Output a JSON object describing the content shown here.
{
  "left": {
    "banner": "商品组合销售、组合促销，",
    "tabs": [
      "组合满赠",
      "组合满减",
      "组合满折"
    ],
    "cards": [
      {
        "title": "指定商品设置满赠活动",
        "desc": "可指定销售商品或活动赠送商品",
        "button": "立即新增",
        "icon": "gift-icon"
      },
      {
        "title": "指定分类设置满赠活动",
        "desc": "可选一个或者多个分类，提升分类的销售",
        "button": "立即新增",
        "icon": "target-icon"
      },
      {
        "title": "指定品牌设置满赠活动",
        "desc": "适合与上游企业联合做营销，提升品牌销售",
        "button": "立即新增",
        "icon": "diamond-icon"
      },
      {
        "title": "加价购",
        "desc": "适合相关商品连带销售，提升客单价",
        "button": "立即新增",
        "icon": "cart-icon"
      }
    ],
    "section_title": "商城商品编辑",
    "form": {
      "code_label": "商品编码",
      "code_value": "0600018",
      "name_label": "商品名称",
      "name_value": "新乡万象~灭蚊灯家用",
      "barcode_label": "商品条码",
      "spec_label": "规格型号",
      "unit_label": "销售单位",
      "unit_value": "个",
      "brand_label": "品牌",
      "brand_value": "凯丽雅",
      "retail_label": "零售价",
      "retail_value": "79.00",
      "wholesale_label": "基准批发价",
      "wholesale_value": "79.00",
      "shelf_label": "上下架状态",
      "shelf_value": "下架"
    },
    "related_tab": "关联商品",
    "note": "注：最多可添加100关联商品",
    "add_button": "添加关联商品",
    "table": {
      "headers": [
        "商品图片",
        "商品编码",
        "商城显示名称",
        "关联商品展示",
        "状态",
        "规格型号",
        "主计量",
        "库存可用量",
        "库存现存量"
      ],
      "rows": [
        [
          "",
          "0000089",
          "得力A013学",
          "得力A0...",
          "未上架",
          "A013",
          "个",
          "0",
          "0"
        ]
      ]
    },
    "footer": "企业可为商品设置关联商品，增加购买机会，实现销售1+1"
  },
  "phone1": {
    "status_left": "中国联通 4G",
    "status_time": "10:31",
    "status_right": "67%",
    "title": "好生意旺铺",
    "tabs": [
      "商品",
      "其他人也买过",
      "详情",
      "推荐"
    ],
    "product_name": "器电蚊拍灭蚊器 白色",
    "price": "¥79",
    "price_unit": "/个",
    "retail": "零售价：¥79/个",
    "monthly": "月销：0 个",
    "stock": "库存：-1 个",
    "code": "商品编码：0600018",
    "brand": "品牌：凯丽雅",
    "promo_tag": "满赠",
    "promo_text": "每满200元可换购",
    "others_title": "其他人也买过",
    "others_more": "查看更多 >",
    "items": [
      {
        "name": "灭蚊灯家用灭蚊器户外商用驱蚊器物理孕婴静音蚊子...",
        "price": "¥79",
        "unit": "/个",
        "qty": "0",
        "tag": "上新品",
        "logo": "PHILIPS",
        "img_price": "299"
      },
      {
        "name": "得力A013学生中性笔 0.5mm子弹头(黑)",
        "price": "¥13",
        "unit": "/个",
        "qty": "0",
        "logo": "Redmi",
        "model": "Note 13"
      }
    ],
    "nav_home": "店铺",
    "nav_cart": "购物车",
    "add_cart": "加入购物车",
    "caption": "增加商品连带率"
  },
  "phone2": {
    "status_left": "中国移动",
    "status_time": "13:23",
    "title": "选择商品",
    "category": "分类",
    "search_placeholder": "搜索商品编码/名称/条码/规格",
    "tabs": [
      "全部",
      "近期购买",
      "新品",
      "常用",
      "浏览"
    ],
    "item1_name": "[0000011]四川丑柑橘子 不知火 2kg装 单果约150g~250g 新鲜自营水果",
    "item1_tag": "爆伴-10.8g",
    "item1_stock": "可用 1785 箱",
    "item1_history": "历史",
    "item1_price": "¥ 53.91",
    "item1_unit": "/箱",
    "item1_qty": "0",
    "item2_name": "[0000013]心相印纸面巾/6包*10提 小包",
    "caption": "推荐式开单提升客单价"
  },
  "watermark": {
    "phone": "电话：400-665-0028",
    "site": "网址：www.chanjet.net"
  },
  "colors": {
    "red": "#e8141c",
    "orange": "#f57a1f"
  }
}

• _EXERCISE GOAL_
Every record should be given again exactly.

• _SOLUTION BELOW_
Output a JSON object describing the content shown here.
{
  "left": {
    "banner": "商品组合销售、组合促销，",
    "tabs": [
      "组合满赠",
      "组合满减",
      "组合满折"
    ],
    "cards": [
      {
        "title": "指定商品设置满赠活动",
        "desc": "可指定销售商品或活动赠送商品",
        "button": "立即新增",
        "icon": "gift-icon"
      },
      {
        "title": "指定分类设置满赠活动",
        "desc": "可选一个或者多个分类，提升分类的销售",
        "button": "立即新增",
        "icon": "target-icon"
      },
      {
        "title": "指定品牌设置满赠活动",
        "desc": "适合与上游企业联合做营销，提升品牌销售",
        "button": "立即新增",
        "icon": "diamond-icon"
      },
      {
        "title": "加价购",
        "desc": "适合相关商品连带销售，提升客单价",
        "button": "立即新增",
        "icon": "cart-icon"
      }
    ],
    "section_title": "商城商品编辑",
    "form": {
      "code_label": "商品编码",
      "code_value": "0600018",
      "name_label": "商品名称",
      "name_value": "新乡万象~灭蚊灯家用",
      "barcode_label": "商品条码",
      "spec_label": "规格型号",
      "unit_label": "销售单位",
      "unit_value": "个",
      "brand_label": "品牌",
      "brand_value": "凯丽雅",
      "retail_label": "零售价",
      "retail_value": "79.00",
      "wholesale_label": "基准批发价",
      "wholesale_value": "79.00",
      "shelf_label": "上下架状态",
      "shelf_value": "下架"
    },
    "related_tab": "关联商品",
    "note": "注：最多可添加100关联商品",
    "add_button": "添加关联商品",
    "table": {
      "headers": [
        "商品图片",
        "商品编码",
        "商城显示名称",
        "关联商品展示",
        "状态",
        "规格型号",
        "主计量",
        "库存可用量",
        "库存现存量"
      ],
      "rows": [
        [
          "",
          "0000089",
          "得力A013学",
          "得力A0...",
          "未上架",
          "A013",
          "个",
          "0",
          "0"
        ]
      ]
    },
    "footer": "企业可为商品设置关联商品，增加购买机会，实现销售1+1"
  },
  "phone1": {
    "status_left": "中国联通 4G",
    "status_time": "10:31",
    "status_right": "67%",
    "title": "好生意旺铺",
    "tabs": [
      "商品",
      "其他人也买过",
      "详情",
      "推荐"
    ],
    "product_name": "器电蚊拍灭蚊器 白色",
    "price": "¥79",
    "price_unit": "/个",
    "retail": "零售价：¥79/个",
    "monthly": "月销：0 个",
    "stock": "库存：-1 个",
    "code": "商品编码：0600018",
    "brand": "品牌：凯丽雅",
    "promo_tag": "满赠",
    "promo_text": "每满200元可换购",
    "others_title": "其他人也买过",
    "others_more": "查看更多 >",
    "items": [
      {
        "name": "灭蚊灯家用灭蚊器户外商用驱蚊器物理孕婴静音蚊子...",
        "price": "¥79",
        "unit": "/个",
        "qty": "0",
        "tag": "上新品",
        "logo": "PHILIPS",
        "img_price": "299"
      },
      {
        "name": "得力A013学生中性笔 0.5mm子弹头(黑)",
        "price": "¥13",
        "unit": "/个",
        "qty": "0",
        "logo": "Redmi",
        "model": "Note 13"
      }
    ],
    "nav_home": "店铺",
    "nav_cart": "购物车",
    "add_cart": "加入购物车",
    "caption": "增加商品连带率"
  },
  "phone2": {
    "status_left": "中国移动",
    "status_time": "13:23",
    "title": "选择商品",
    "category": "分类",
    "search_placeholder": "搜索商品编码/名称/条码/规格",
    "tabs": [
      "全部",
      "近期购买",
      "新品",
      "常用",
      "浏览"
    ],
    "item1_name": "[0000011]四川丑柑橘子 不知火 2kg装 单果约150g~250g 新鲜自营水果",
    "item1_tag": "爆伴-10.8g",
    "item1_stock": "可用 1785 箱",
    "item1_history": "历史",
    "item1_price": "¥ 53.91",
    "item1_unit": "/箱",
    "item1_qty": "0",
    "item2_name": "[0000013]心相印纸面巾/6包*10提 小包",
    "caption": "推荐式开单提升客单价"
  },
  "watermark": {
    "phone": "电话：400-665-0028",
    "site": "网址：www.chanjet.net"
  },
  "colors": {
    "red": "#e8141c",
    "orange": "#f57a1f"
  }
}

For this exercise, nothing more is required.